▶ _Do this_: In full and without alteration, give the listing again.

[Records from a collection of figures]
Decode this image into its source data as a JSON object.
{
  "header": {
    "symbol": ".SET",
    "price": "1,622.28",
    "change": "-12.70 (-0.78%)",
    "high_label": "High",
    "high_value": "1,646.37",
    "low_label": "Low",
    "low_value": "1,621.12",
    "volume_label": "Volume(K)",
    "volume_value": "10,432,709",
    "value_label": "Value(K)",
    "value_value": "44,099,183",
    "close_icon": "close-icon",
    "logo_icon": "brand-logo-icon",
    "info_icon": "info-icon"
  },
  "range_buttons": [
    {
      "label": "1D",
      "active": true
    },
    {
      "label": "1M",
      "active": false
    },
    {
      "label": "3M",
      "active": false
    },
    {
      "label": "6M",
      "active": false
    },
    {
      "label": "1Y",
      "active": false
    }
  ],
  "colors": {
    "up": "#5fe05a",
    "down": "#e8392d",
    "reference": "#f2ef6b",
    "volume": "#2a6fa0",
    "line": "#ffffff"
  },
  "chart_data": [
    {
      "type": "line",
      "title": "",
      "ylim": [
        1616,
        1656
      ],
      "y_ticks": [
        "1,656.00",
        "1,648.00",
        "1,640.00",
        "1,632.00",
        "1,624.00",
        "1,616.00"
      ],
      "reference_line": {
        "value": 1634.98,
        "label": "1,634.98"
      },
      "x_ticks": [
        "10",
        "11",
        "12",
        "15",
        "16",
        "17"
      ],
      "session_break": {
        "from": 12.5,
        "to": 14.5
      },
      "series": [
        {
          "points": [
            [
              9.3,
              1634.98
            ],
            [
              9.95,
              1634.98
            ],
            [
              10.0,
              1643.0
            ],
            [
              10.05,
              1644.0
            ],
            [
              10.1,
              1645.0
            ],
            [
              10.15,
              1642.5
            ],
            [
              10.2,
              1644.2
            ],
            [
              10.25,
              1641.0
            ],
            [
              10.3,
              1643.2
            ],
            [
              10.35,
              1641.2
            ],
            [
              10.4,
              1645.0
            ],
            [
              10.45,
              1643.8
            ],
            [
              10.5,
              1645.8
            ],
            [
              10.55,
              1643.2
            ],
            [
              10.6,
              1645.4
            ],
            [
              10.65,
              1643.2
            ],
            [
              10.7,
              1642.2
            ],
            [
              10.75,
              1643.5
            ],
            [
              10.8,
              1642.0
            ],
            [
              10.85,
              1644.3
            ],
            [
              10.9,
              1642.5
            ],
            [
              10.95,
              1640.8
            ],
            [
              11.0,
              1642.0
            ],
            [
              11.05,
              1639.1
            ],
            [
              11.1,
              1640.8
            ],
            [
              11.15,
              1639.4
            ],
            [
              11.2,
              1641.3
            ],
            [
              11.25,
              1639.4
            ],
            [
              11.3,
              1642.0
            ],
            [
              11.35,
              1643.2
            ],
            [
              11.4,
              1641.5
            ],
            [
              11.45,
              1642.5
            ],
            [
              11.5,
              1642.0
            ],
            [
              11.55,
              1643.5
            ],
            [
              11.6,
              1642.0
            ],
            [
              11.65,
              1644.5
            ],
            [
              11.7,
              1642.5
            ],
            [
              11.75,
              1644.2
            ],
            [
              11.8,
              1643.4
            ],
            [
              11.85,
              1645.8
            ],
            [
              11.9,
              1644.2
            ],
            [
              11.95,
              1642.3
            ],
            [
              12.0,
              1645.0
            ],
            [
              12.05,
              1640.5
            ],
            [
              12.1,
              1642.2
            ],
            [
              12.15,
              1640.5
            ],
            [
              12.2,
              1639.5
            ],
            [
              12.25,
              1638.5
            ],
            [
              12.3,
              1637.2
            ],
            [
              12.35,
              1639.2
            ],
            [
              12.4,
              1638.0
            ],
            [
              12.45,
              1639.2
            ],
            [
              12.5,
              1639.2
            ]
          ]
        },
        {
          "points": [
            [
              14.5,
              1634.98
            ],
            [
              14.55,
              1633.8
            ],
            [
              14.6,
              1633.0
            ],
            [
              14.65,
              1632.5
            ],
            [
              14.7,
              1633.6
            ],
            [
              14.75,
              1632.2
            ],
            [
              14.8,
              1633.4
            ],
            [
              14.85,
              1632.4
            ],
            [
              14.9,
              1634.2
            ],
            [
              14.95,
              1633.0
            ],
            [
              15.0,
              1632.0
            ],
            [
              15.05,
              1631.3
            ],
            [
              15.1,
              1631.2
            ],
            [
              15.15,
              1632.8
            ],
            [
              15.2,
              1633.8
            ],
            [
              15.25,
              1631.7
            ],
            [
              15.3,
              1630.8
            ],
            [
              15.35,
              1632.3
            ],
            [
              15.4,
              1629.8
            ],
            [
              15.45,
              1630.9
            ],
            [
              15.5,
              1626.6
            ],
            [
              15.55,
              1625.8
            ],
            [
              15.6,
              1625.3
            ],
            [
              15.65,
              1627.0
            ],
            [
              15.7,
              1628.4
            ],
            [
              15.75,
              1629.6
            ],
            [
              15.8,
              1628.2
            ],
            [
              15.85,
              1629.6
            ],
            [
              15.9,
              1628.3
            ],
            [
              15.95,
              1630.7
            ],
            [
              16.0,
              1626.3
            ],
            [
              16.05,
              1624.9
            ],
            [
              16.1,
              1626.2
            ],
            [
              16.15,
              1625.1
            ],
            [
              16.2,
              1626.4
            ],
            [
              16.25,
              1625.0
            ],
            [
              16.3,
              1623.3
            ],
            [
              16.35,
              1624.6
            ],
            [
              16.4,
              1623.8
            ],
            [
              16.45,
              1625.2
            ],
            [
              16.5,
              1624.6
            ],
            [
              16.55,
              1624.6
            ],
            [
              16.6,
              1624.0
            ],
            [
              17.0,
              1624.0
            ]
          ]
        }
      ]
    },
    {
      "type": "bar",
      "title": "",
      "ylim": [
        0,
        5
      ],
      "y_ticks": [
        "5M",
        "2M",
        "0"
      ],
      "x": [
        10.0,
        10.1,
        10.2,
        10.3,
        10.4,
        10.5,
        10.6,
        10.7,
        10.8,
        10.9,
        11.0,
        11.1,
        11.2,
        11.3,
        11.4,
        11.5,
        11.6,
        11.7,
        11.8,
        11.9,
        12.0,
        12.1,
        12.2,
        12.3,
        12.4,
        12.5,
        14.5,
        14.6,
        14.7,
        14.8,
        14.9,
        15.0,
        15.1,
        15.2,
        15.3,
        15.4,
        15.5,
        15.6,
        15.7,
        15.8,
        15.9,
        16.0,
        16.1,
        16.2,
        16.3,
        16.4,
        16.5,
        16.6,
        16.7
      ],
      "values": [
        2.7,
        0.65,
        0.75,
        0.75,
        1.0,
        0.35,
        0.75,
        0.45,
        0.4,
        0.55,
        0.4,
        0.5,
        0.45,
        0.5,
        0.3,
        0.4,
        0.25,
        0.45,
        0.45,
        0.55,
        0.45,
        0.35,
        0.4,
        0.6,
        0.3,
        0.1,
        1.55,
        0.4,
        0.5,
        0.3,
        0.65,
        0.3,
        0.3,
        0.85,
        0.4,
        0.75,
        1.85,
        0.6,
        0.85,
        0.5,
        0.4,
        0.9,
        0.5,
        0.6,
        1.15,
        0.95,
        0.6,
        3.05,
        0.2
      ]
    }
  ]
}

▶ _The output_:
Decode this image into its source data as a JSON object.
{
  "header": {
    "symbol": ".SET",
    "price": "1,622.28",
    "change": "-12.70 (-0.78%)",
    "high_label": "High",
    "high_value": "1,646.37",
    "low_label": "Low",
    "low_value": "1,621.12",
    "volume_label": "Volume(K)",
    "volume_value": "10,432,709",
    "value_label": "Value(K)",
    "value_value": "44,099,183",
    "close_icon": "close-icon",
    "logo_icon": "brand-logo-icon",
    "info_icon": "info-icon"
  },
  "range_buttons": [
    {
      "label": "1D",
      "active": true
    },
    {
      "label": "1M",
      "active": false
    },
    {
      "label": "3M",
      "active": false
    },
    {
      "label": "6M",
      "active": false
    },
    {
      "label": "1Y",
      "active": false
    }
  ],
  "colors": {
    "up": "#5fe05a",
    "down": "#e8392d",
    "reference": "#f2ef6b",
    "volume": "#2a6fa0",
    "line": "#ffffff"
  },
  "chart_data": [
    {
      "type": "line",
      "title": "",
      "ylim": [
        1616,
        1656
      ],
      "y_ticks": [
        "1,656.00",
        "1,648.00",
        "1,640.00",
        "1,632.00",
        "1,624.00",
        "1,616.00"
      ],
      "reference_line": {
        "value": 1634.98,
        "label": "1,634.98"
      },
      "x_ticks": [
        "10",
        "11",
        "12",
        "15",
        "16",
        "17"
      ],
      "session_break": {
        "from": 12.5,
        "to": 14.5
      },
      "series": [
        {
          "points": [
            [
              9.3,
              1634.98
            ],
            [
              9.95,
              1634.98
            ],
            [
              10.0,
              1643.0
            ],
            [
              10.05,
              1644.0
            ],
            [
              10.1,
              1645.0
            ],
            [
              10.15,
              1642.5
            ],
            [
              10.2,
              1644.2
            ],
            [
              10.25,
              1641.0
            ],
            [
              10.3,
              1643.2
            ],
            [
              10.35,
              1641.2
            ],
            [
              10.4,
              1645.0
            ],
            [
              10.45,
              1643.8
            ],
            [
              10.5,
              1645.8
            ],
            [
              10.55,
              1643.2
            ],
            [
              10.6,
              1645.4
            ],
            [
              10.65,
              1643.2
            ],
            [
              10.7,
              1642.2
            ],
            [
              10.75,
              1643.5
            ],
            [
              10.8,
              1642.0
            ],
            [
              10.85,
              1644.3
            ],
            [
              10.9,
              1642.5
            ],
            [
              10.95,
              1640.8
            ],
            [
              11.0,
              1642.0
            ],
            [
              11.05,
              1639.1
            ],
            [
              11.1,
              1640.8
            ],
            [
              11.15,
              1639.4
            ],
            [
              11.2,
              1641.3
            ],
            [
              11.25,
              1639.4
            ],
            [
              11.3,
              1642.0
            ],
            [
              11.35,
              1643.2
            ],
            [
              11.4,
              1641.5
            ],
            [
              11.45,
              1642.5
            ],
            [
              11.5,
              1642.0
            ],
            [
              11.55,
              1643.5
            ],
            [
              11.6,
              1642.0
            ],
            [
              11.65,
              1644.5
            ],
            [
              11.7,
              1642.5
            ],
            [
              11.75,
              1644.2
            ],
            [
              11.8,
              1643.4
            ],
            [
              11.85,
              1645.8
            ],
            [
              11.9,
              1644.2
            ],
            [
              11.95,
              1642.3
            ],
            [
              12.0,
              1645.0
            ],
            [
              12.05,
              1640.5
            ],
            [
              12.1,
              1642.2
            ],
            [
              12.15,
              1640.5
            ],
            [
              12.2,
              1639.5
            ],
            [
              12.25,
              1638.5
            ],
            [
              12.3,
              1637.2
            ],
            [
              12.35,
              1639.2
            ],
            [
              12.4,
              1638.0
            ],
            [
              12.45,
              1639.2
            ],
            [
              12.5,
              1639.2
            ]
          ]
        },
        {
          "points": [
            [
              14.5,
              1634.98
            ],
            [
              14.55,
              1633.8
            ],
            [
              14.6,
              1633.0
            ],
            [
              14.65,
              1632.5
            ],
            [
              14.7,
              1633.6
            ],
            [
              14.75,
              1632.2
            ],
            [
              14.8,
              1633.4
            ],
            [
              14.85,
              1632.4
            ],
            [
              14.9,
              1634.2
            ],
            [
              14.95,
              1633.0
            ],
            [
              15.0,
              1632.0
            ],
            [
              15.05,
              1631.3
            ],
            [
              15.1,
              1631.2
            ],
            [
              15.15,
              1632.8
            ],
            [
              15.2,
              1633.8
            ],
            [
              15.25,
              1631.7
            ],
            [
              15.3,
              1630.8
            ],
            [
              15.35,
              1632.3
            ],
            [
              15.4,
              1629.8
            ],
            [
              15.45,
              1630.9
            ],
            [
              15.5,
              1626.6
            ],
            [
              15.55,
              1625.8
            ],
            [
              15.6,
              1625.3
            ],
            [
              15.65,
              1627.0
            ],
            [
              15.7,
              1628.4
            ],
            [
              15.75,
              1629.6
            ],
            [
              15.8,
              1628.2
            ],
            [
              15.85,
              1629.6
            ],
            [
              15.9,
              1628.3
            ],
            [
              15.95,
              1630.7
            ],
            [
              16.0,
              1626.3
            ],
            [
              16.05,
              1624.9
            ],
            [
              16.1,
              1626.2
            ],
            [
              16.15,
              1625.1
            ],
            [
              16.2,
              1626.4
            ],
            [
              16.25,
              1625.0
            ],
            [
              16.3,
              1623.3
            ],
            [
              16.35,
              1624.6
            ],
            [
              16.4,
              1623.8
            ],
            [
              16.45,
              1625.2
            ],
            [
              16.5,
              1624.6
            ],
            [
              16.55,
              1624.6
            ],
            [
              16.6,
              1624.0
            ],
            [
              17.0,
              1624.0
            ]
          ]
        }
      ]
    },
    {
      "type": "bar",
      "title": "",
      "ylim": [
        0,
        5
      ],
      "y_ticks": [
        "5M",
        "2M",
        "0"
      ],
      "x": [
        10.0,
        10.1,
        10.2,
        10.3,
        10.4,
        10.5,
        10.6,
        10.7,
        10.8,
        10.9,
        11.0,
        11.1,
        11.2,
        11.3,
        11.4,
        11.5,
        11.6,
        11.7,
        11.8,
        11.9,
        12.0,
        12.1,
        12.2,
        12.3,
        12.4,
        12.5,
        14.5,
        14.6,
        14.7,
        14.8,
        14.9,
        15.0,
        15.1,
        15.2,
        15.3,
        15.4,
        15.5,
        15.6,
        15.7,
        15.8,
        15.9,
        16.0,
        16.1,
        16.2,
        16.3,
        16.4,
        16.5,
        16.6,
        16.7
      ],
      "values": [
        2.7,
        0.65,
        0.75,
        0.75,
        1.0,
        0.35,
        0.75,
        0.45,
        0.4,
        0.55,
        0.4,
        0.5,
        0.45,
        0.5,
        0.3,
        0.4,
        0.25,
        0.45,
        0.45,
        0.55,
        0.45,
        0.35,
        0.4,
        0.6,
        0.3,
        0.1,
        1.55,
        0.4,
        0.5,
        0.3,
        0.65,
        0.3,
        0.3,
        0.85,
        0.4,
        0.75,
        1.85,
        0.6,
        0.85,
        0.5,
        0.4,
        0.9,
        0.5,
        0.6,
        1.15,
        0.95,
        0.6,
        3.05,
        0.2
      ]
    }
  ]
}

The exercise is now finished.